EXERCISE DESCRIPTION: All lines featuring the string "Utrecht" are to be listed.

Dataset items
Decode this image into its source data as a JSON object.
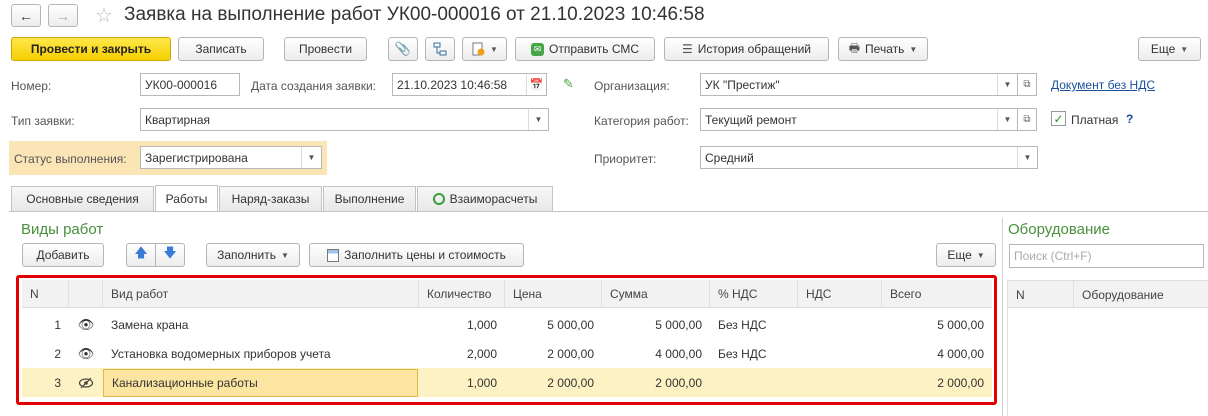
{
  "window": {
    "title": "Заявка на выполнение работ УК00-000016 от 21.10.2023 10:46:58"
  },
  "toolbar": {
    "post_close": "Провести и закрыть",
    "save": "Записать",
    "post": "Провести",
    "send_sms": "Отправить СМС",
    "history": "История обращений",
    "print": "Печать",
    "more": "Еще"
  },
  "form": {
    "number_label": "Номер:",
    "number_value": "УК00-000016",
    "created_label": "Дата создания заявки:",
    "created_value": "21.10.2023 10:46:58",
    "org_label": "Организация:",
    "org_value": "УК \"Престиж\"",
    "no_vat_link": "Документ без НДС",
    "type_label": "Тип заявки:",
    "type_value": "Квартирная",
    "category_label": "Категория работ:",
    "category_value": "Текущий ремонт",
    "paid_label": "Платная",
    "paid_help": "?",
    "status_label": "Статус выполнения:",
    "status_value": "Зарегистрирована",
    "priority_label": "Приоритет:",
    "priority_value": "Средний"
  },
  "tabs": [
    {
      "label": "Основные сведения"
    },
    {
      "label": "Работы"
    },
    {
      "label": "Наряд-заказы"
    },
    {
      "label": "Выполнение"
    },
    {
      "label": "Взаиморасчеты"
    }
  ],
  "works": {
    "title": "Виды работ",
    "add": "Добавить",
    "fill": "Заполнить",
    "fill_prices": "Заполнить цены и стоимость",
    "more": "Еще",
    "columns": [
      "N",
      "Вид работ",
      "Количество",
      "Цена",
      "Сумма",
      "% НДС",
      "НДС",
      "Всего"
    ],
    "rows": [
      {
        "n": "1",
        "name": "Замена крана",
        "qty": "1,000",
        "price": "5 000,00",
        "sum": "5 000,00",
        "vat_rate": "Без НДС",
        "vat": "",
        "total": "5 000,00"
      },
      {
        "n": "2",
        "name": "Установка водомерных приборов учета",
        "qty": "2,000",
        "price": "2 000,00",
        "sum": "4 000,00",
        "vat_rate": "Без НДС",
        "vat": "",
        "total": "4 000,00"
      },
      {
        "n": "3",
        "name": "Канализационные работы",
        "qty": "1,000",
        "price": "2 000,00",
        "sum": "2 000,00",
        "vat_rate": "",
        "vat": "",
        "total": "2 000,00"
      }
    ]
  },
  "equipment": {
    "title": "Оборудование",
    "search_placeholder": "Поиск (Ctrl+F)",
    "columns": [
      "N",
      "Оборудование"
    ]
  },
  "colors": {
    "accent_green": "#4a8f3c",
    "highlight_red": "#e00000",
    "selected_row": "#fdf2c4",
    "primary_button": "#f5cf00"
  }
}
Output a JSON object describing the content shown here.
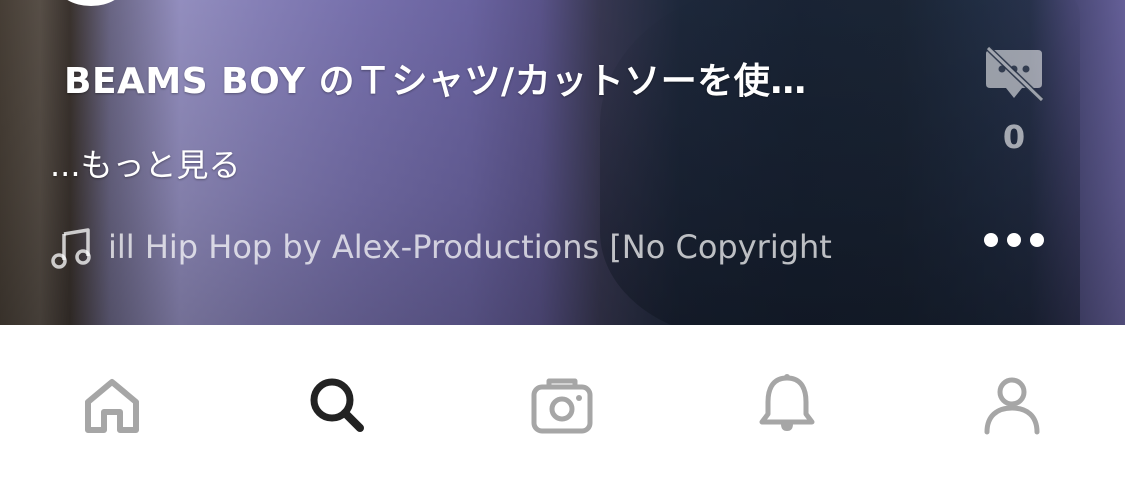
{
  "post": {
    "title": "BEAMS BOY のＴシャツ/カットソーを使…",
    "more_label": "...もっと見る",
    "music": "ill Hip Hop by Alex-Productions [No Copyright",
    "comment_count": "0"
  },
  "icons": {
    "music": "music-note-icon",
    "comment": "comment-disabled-icon",
    "more": "more-dots-icon"
  },
  "tabbar": {
    "tabs": [
      {
        "name": "home",
        "icon": "home-icon",
        "active": false
      },
      {
        "name": "search",
        "icon": "search-icon",
        "active": true
      },
      {
        "name": "camera",
        "icon": "camera-icon",
        "active": false
      },
      {
        "name": "notifications",
        "icon": "bell-icon",
        "active": false
      },
      {
        "name": "profile",
        "icon": "person-icon",
        "active": false
      }
    ],
    "active_color": "#222222",
    "inactive_color": "#a6a6a6"
  }
}
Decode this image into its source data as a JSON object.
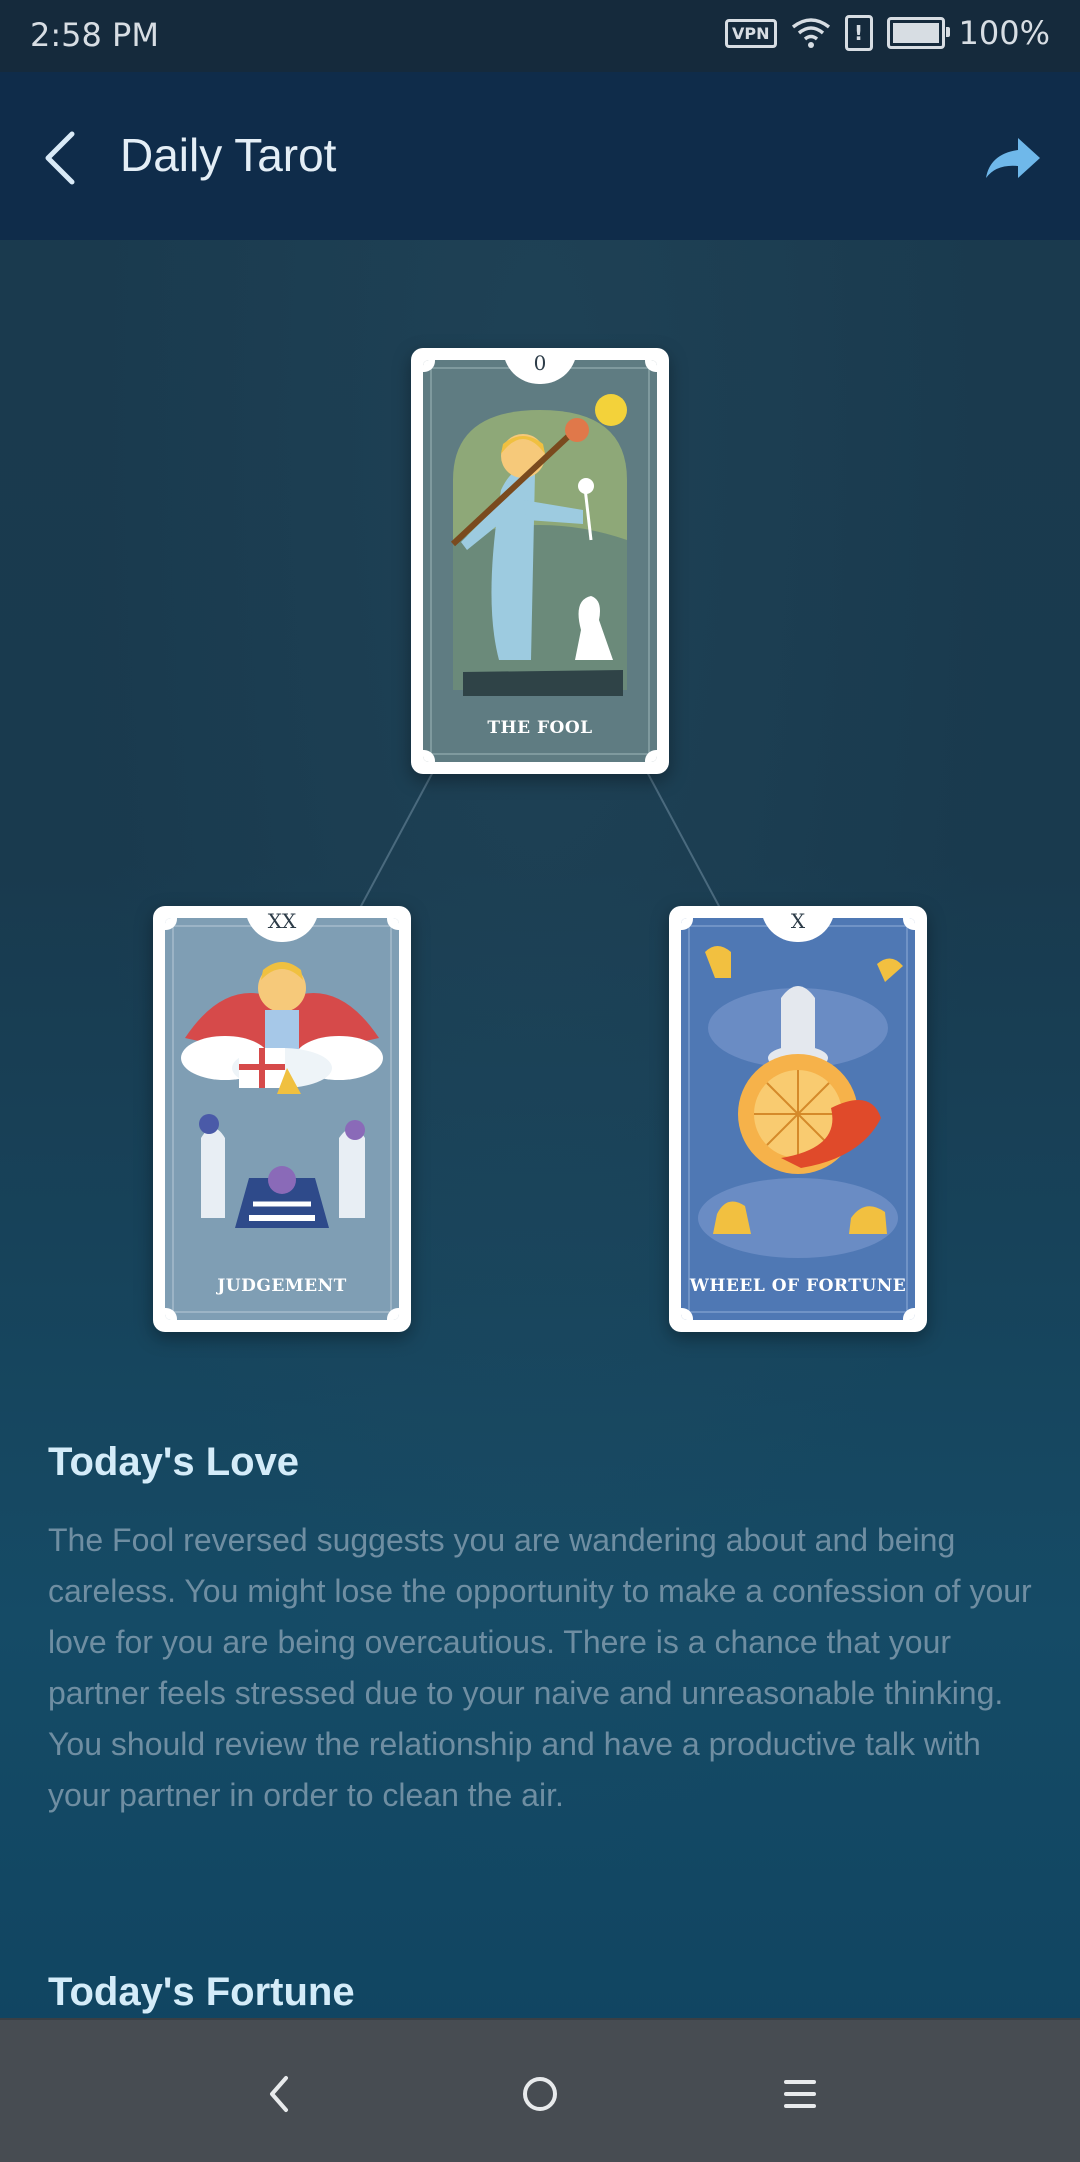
{
  "status_bar": {
    "time": "2:58 PM",
    "vpn_label": "VPN",
    "alert_label": "!",
    "battery_percent": "100%",
    "battery_level": 1.0
  },
  "app_bar": {
    "title": "Daily Tarot",
    "back_icon": "back-arrow-icon",
    "share_icon": "share-icon"
  },
  "cards": [
    {
      "numeral": "0",
      "name": "THE FOOL"
    },
    {
      "numeral": "XX",
      "name": "JUDGEMENT"
    },
    {
      "numeral": "X",
      "name": "WHEEL OF FORTUNE"
    }
  ],
  "sections": [
    {
      "title": "Today's Love",
      "body": "The Fool reversed suggests you are wandering about and being careless. You might lose the opportunity to make a confession of your love for you are being overcautious. There is a chance that your partner feels stressed due to your naive and unreasonable thinking. You should review the relationship and have a productive talk with your partner in order to clean the air."
    },
    {
      "title": "Today's Fortune"
    }
  ],
  "nav_bar": {
    "back_icon": "nav-back-icon",
    "home_icon": "nav-home-icon",
    "menu_icon": "nav-menu-icon"
  }
}
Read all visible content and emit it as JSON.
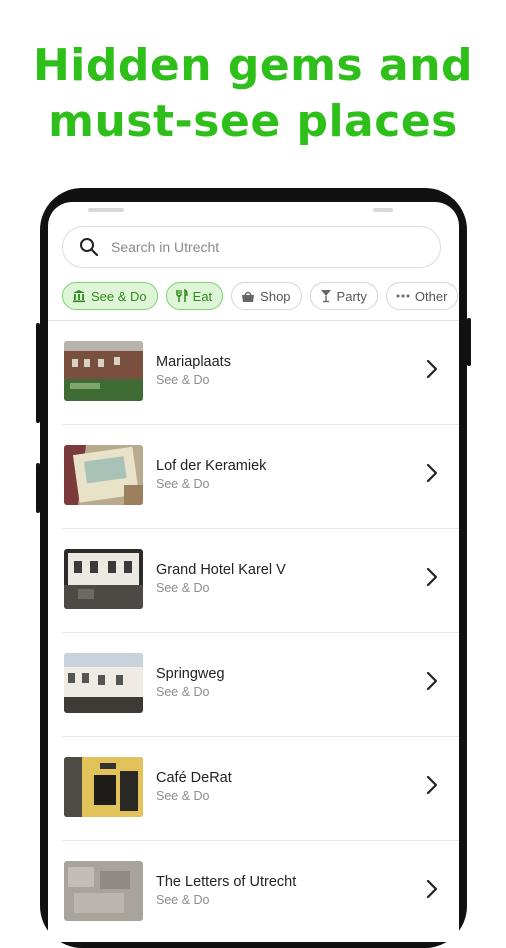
{
  "headline": {
    "line1": "Hidden gems and",
    "line2": "must-see places"
  },
  "search": {
    "placeholder": "Search in Utrecht",
    "icon": "search-icon"
  },
  "chips": [
    {
      "label": "See & Do",
      "icon": "museum-icon",
      "active": true
    },
    {
      "label": "Eat",
      "icon": "fork-knife-icon",
      "active": true
    },
    {
      "label": "Shop",
      "icon": "shopping-bag-icon",
      "active": false
    },
    {
      "label": "Party",
      "icon": "cocktail-icon",
      "active": false
    },
    {
      "label": "Other",
      "icon": "more-dots-icon",
      "active": false
    }
  ],
  "places": [
    {
      "title": "Mariaplaats",
      "category": "See & Do"
    },
    {
      "title": "Lof der Keramiek",
      "category": "See & Do"
    },
    {
      "title": "Grand Hotel Karel V",
      "category": "See & Do"
    },
    {
      "title": "Springweg",
      "category": "See & Do"
    },
    {
      "title": "Café DeRat",
      "category": "See & Do"
    },
    {
      "title": "The Letters of Utrecht",
      "category": "See & Do"
    }
  ],
  "colors": {
    "accent": "#2fbf1a",
    "chip_active_bg": "#dff5d8",
    "chip_active_border": "#7ed36a"
  }
}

RESPONSE TO THIS EXERCISE:
    "placeholder": "Search in Utrecht",
      "title": "The Letters of Utrecht",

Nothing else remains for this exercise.